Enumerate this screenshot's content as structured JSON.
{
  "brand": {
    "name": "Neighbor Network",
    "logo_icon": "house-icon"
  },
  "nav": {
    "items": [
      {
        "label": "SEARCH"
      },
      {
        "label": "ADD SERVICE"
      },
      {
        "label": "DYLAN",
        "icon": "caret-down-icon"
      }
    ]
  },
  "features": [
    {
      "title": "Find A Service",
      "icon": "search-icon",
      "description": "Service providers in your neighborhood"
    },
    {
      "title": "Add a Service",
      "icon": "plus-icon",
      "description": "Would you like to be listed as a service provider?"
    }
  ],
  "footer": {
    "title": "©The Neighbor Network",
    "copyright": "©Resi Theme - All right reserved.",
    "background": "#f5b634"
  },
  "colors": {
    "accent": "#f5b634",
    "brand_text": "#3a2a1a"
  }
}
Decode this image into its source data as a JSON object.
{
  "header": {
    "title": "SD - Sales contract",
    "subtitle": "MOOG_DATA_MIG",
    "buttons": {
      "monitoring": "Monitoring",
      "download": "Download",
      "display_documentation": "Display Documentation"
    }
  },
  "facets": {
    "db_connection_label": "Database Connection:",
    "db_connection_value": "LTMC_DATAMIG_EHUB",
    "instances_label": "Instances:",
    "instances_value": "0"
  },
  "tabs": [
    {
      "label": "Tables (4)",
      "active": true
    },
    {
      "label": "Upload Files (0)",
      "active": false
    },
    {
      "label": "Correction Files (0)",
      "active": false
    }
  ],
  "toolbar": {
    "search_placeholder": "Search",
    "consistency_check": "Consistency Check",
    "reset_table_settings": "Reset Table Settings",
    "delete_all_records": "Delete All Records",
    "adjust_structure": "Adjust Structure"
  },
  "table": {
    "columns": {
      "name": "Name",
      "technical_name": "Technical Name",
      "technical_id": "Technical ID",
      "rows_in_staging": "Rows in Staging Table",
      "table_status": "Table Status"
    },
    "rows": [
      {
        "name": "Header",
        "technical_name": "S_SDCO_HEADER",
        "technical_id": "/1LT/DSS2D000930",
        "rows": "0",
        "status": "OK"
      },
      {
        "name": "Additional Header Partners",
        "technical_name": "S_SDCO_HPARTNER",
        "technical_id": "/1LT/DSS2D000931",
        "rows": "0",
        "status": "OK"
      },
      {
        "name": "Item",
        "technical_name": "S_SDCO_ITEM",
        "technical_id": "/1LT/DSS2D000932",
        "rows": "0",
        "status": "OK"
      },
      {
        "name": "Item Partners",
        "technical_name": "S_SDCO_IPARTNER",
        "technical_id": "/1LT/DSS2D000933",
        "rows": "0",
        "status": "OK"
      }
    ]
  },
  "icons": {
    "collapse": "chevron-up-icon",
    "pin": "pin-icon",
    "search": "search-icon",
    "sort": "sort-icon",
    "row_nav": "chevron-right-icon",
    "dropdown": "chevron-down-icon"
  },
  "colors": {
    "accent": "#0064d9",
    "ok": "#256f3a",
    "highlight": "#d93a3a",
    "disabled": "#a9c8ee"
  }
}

--*--

_Given instruction_: Each record above should be returned exactly as it appears.

_Solved exercise_:
Enumerate this screenshot's content as structured JSON.
{
  "brand": {
    "name": "Neighbor Network",
    "logo_icon": "house-icon"
  },
  "nav": {
    "items": [
      {
        "label": "SEARCH"
      },
      {
        "label": "ADD SERVICE"
      },
      {
        "label": "DYLAN",
        "icon": "caret-down-icon"
      }
    ]
  },
  "features": [
    {
      "title": "Find A Service",
      "icon": "search-icon",
      "description": "Service providers in your neighborhood"
    },
    {
      "title": "Add a Service",
      "icon": "plus-icon",
      "description": "Would you like to be listed as a service provider?"
    }
  ],
  "footer": {
    "title": "©The Neighbor Network",
    "copyright": "©Resi Theme - All right reserved.",
    "background": "#f5b634"
  },
  "colors": {
    "accent": "#f5b634",
    "brand_text": "#3a2a1a"
  }
}
Decode this image into its source data as a JSON object.
{
  "header": {
    "title": "SD - Sales contract",
    "subtitle": "MOOG_DATA_MIG",
    "buttons": {
      "monitoring": "Monitoring",
      "download": "Download",
      "display_documentation": "Display Documentation"
    }
  },
  "facets": {
    "db_connection_label": "Database Connection:",
    "db_connection_value": "LTMC_DATAMIG_EHUB",
    "instances_label": "Instances:",
    "instances_value": "0"
  },
  "tabs": [
    {
      "label": "Tables (4)",
      "active": true
    },
    {
      "label": "Upload Files (0)",
      "active": false
    },
    {
      "label": "Correction Files (0)",
      "active": false
    }
  ],
  "toolbar": {
    "search_placeholder": "Search",
    "consistency_check": "Consistency Check",
    "reset_table_settings": "Reset Table Settings",
    "delete_all_records": "Delete All Records",
    "adjust_structure": "Adjust Structure"
  },
  "table": {
    "columns": {
      "name": "Name",
      "technical_name": "Technical Name",
      "technical_id": "Technical ID",
      "rows_in_staging": "Rows in Staging Table",
      "table_status": "Table Status"
    },
    "rows": [
      {
        "name": "Header",
        "technical_name": "S_SDCO_HEADER",
        "technical_id": "/1LT/DSS2D000930",
        "rows": "0",
        "status": "OK"
      },
      {
        "name": "Additional Header Partners",
        "technical_name": "S_SDCO_HPARTNER",
        "technical_id": "/1LT/DSS2D000931",
        "rows": "0",
        "status": "OK"
      },
      {
        "name": "Item",
        "technical_name": "S_SDCO_ITEM",
        "technical_id": "/1LT/DSS2D000932",
        "rows": "0",
        "status": "OK"
      },
      {
        "name": "Item Partners",
        "technical_name": "S_SDCO_IPARTNER",
        "technical_id": "/1LT/DSS2D000933",
        "rows": "0",
        "status": "OK"
      }
    ]
  },
  "icons": {
    "collapse": "chevron-up-icon",
    "pin": "pin-icon",
    "search": "search-icon",
    "sort": "sort-icon",
    "row_nav": "chevron-right-icon",
    "dropdown": "chevron-down-icon"
  },
  "colors": {
    "accent": "#0064d9",
    "ok": "#256f3a",
    "highlight": "#d93a3a",
    "disabled": "#a9c8ee"
  }
}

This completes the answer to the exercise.